__Direction__
Rewrite the rows from the first one through the row containing "point [741,262,752,274]", changing "y-tick-label" to "y-axis-tick" and leaving everything else the same.

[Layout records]
-- BEGIN --
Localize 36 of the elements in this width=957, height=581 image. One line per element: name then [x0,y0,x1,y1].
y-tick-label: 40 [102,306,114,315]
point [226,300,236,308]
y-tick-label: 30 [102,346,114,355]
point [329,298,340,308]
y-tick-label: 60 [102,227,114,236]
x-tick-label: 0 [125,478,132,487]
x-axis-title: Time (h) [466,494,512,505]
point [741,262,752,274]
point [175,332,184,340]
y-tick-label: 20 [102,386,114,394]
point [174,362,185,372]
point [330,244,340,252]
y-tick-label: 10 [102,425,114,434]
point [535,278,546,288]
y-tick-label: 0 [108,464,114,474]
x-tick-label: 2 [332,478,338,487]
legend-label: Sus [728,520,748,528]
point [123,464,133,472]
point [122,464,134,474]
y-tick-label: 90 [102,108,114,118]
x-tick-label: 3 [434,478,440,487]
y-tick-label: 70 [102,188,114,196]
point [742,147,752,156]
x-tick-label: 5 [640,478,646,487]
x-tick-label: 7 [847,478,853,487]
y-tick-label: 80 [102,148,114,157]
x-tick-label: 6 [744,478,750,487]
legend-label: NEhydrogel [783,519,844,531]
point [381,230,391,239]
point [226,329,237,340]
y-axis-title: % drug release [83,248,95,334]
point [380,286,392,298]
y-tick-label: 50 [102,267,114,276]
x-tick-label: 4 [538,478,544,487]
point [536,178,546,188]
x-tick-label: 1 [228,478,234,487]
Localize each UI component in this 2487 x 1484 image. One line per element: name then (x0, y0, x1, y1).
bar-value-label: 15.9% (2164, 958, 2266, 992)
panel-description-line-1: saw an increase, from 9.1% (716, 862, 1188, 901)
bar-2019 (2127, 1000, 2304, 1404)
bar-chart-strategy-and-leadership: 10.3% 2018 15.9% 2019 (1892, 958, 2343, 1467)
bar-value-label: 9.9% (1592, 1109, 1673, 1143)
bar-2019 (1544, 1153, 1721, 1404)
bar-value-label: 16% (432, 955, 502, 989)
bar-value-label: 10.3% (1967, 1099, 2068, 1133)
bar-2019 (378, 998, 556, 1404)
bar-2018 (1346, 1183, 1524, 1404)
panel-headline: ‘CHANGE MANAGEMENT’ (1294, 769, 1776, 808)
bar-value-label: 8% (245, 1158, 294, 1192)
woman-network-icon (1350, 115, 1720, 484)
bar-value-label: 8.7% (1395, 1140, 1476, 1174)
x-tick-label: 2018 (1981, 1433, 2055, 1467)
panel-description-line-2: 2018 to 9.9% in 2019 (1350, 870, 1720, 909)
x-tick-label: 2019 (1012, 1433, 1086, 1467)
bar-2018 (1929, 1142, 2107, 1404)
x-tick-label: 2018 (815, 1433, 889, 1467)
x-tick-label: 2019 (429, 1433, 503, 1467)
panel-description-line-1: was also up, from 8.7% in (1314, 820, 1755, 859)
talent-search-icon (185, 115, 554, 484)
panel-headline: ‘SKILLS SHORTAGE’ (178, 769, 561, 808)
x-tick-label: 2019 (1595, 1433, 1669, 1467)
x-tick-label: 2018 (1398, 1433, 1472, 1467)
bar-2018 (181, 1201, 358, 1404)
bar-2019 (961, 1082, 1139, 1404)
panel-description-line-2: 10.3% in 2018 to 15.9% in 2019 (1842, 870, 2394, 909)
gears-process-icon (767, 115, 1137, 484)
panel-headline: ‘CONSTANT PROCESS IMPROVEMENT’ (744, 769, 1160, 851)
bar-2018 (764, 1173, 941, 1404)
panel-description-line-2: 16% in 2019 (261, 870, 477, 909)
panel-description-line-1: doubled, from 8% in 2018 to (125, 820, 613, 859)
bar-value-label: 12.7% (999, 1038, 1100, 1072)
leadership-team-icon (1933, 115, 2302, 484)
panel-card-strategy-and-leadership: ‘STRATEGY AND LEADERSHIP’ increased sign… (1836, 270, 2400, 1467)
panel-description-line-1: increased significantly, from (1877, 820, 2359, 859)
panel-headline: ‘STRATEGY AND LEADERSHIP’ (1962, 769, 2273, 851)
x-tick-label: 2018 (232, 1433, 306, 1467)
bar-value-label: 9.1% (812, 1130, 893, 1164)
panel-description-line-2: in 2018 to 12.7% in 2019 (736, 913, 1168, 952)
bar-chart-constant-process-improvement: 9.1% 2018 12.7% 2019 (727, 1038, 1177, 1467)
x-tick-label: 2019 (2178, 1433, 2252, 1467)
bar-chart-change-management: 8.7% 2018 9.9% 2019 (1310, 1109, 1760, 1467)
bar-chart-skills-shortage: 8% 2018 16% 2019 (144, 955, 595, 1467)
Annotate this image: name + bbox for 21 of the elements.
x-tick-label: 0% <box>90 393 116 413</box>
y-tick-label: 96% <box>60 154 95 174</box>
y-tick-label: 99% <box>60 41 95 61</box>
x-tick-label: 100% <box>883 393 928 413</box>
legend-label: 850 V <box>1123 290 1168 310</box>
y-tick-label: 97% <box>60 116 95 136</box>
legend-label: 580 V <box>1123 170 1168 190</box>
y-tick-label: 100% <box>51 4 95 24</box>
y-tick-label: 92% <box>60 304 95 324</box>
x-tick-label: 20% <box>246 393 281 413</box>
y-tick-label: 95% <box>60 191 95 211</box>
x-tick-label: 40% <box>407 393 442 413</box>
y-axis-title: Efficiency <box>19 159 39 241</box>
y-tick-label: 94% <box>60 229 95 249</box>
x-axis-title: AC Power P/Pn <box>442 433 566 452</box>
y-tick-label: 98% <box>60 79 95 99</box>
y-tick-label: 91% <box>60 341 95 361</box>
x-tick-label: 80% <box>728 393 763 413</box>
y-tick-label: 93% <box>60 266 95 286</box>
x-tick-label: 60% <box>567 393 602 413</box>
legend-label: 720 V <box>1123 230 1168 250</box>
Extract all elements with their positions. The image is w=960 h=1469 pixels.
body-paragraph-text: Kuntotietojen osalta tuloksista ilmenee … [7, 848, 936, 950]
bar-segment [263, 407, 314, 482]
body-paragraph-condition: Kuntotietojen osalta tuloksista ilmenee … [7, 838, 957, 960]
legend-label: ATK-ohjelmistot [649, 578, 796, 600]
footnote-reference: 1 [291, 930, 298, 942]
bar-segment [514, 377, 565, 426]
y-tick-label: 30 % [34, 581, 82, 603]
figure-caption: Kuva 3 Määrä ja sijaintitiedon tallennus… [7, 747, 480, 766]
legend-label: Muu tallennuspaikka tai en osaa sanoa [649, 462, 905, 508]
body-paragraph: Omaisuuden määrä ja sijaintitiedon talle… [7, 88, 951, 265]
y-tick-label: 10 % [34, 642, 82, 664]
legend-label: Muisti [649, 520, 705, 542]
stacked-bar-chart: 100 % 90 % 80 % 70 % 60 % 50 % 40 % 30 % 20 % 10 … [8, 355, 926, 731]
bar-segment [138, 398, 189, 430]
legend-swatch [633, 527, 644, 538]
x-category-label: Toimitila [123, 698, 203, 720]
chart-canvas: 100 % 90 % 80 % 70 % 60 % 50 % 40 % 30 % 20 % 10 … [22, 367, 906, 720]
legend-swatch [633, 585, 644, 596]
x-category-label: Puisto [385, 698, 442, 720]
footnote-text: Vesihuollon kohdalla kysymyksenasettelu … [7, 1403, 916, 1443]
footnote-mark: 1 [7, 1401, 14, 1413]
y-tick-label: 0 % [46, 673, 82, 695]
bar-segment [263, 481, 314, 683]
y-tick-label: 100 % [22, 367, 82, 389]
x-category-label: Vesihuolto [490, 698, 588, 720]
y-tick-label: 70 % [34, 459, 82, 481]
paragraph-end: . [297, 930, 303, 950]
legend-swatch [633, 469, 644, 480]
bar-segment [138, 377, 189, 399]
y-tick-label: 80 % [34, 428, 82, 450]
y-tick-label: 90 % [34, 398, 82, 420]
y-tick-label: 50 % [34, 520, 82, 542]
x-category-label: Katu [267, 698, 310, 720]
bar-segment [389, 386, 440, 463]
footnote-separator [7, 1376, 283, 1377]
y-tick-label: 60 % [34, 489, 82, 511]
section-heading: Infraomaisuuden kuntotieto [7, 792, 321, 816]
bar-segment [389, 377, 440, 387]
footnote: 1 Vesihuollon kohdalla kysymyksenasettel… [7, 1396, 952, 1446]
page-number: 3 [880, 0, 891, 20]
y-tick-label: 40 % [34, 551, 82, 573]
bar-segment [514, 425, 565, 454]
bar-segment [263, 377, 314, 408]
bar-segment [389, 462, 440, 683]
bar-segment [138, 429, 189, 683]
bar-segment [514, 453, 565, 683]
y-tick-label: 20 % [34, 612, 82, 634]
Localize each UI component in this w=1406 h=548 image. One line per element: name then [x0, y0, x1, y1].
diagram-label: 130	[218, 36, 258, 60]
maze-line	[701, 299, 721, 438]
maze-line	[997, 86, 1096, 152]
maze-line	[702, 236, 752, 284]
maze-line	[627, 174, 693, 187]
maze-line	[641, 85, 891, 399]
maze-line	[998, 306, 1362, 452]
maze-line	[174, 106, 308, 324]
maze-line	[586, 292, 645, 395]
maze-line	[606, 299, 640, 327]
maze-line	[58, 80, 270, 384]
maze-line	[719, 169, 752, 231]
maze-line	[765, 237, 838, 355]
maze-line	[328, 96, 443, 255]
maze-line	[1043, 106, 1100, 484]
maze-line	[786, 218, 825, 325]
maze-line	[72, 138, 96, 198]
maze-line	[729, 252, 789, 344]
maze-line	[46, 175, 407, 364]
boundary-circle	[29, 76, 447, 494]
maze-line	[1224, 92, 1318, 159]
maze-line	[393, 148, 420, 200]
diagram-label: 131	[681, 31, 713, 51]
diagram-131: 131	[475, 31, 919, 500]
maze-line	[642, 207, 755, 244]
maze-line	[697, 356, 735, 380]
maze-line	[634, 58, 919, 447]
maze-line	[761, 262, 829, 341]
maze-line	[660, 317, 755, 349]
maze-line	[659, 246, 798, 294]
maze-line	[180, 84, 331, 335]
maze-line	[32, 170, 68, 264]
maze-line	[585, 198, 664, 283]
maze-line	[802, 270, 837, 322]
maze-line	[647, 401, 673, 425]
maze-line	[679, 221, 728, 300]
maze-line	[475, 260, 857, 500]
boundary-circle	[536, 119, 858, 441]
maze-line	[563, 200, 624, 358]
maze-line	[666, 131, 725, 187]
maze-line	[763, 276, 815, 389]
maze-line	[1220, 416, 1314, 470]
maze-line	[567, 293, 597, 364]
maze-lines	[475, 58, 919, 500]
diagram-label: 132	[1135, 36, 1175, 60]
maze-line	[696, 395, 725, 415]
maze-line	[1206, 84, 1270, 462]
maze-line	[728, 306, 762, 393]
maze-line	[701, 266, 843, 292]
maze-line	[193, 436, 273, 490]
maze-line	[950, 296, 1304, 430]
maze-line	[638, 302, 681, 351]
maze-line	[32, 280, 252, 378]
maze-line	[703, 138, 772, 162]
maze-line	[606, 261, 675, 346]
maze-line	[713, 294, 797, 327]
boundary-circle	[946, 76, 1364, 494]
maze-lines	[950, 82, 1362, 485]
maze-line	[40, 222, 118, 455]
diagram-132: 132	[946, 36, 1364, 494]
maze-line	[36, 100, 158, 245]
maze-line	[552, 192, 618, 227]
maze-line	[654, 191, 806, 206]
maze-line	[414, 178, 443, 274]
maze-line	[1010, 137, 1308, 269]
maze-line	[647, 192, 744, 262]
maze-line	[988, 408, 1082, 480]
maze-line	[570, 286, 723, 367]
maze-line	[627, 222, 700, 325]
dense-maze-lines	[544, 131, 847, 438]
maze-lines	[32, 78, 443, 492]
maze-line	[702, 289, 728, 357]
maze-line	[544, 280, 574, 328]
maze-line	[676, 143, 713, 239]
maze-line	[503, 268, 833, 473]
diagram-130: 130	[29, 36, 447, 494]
-- END --
__Solution__
Localize 36 of the elements in this width=957, height=581 image. One line per element: name then [x0,y0,x1,y1].
y-axis-tick: 40 [102,306,114,315]
point [226,300,236,308]
y-axis-tick: 30 [102,346,114,355]
point [329,298,340,308]
y-axis-tick: 60 [102,227,114,236]
x-tick-label: 0 [125,478,132,487]
x-axis-title: Time (h) [466,494,512,505]
point [741,262,752,274]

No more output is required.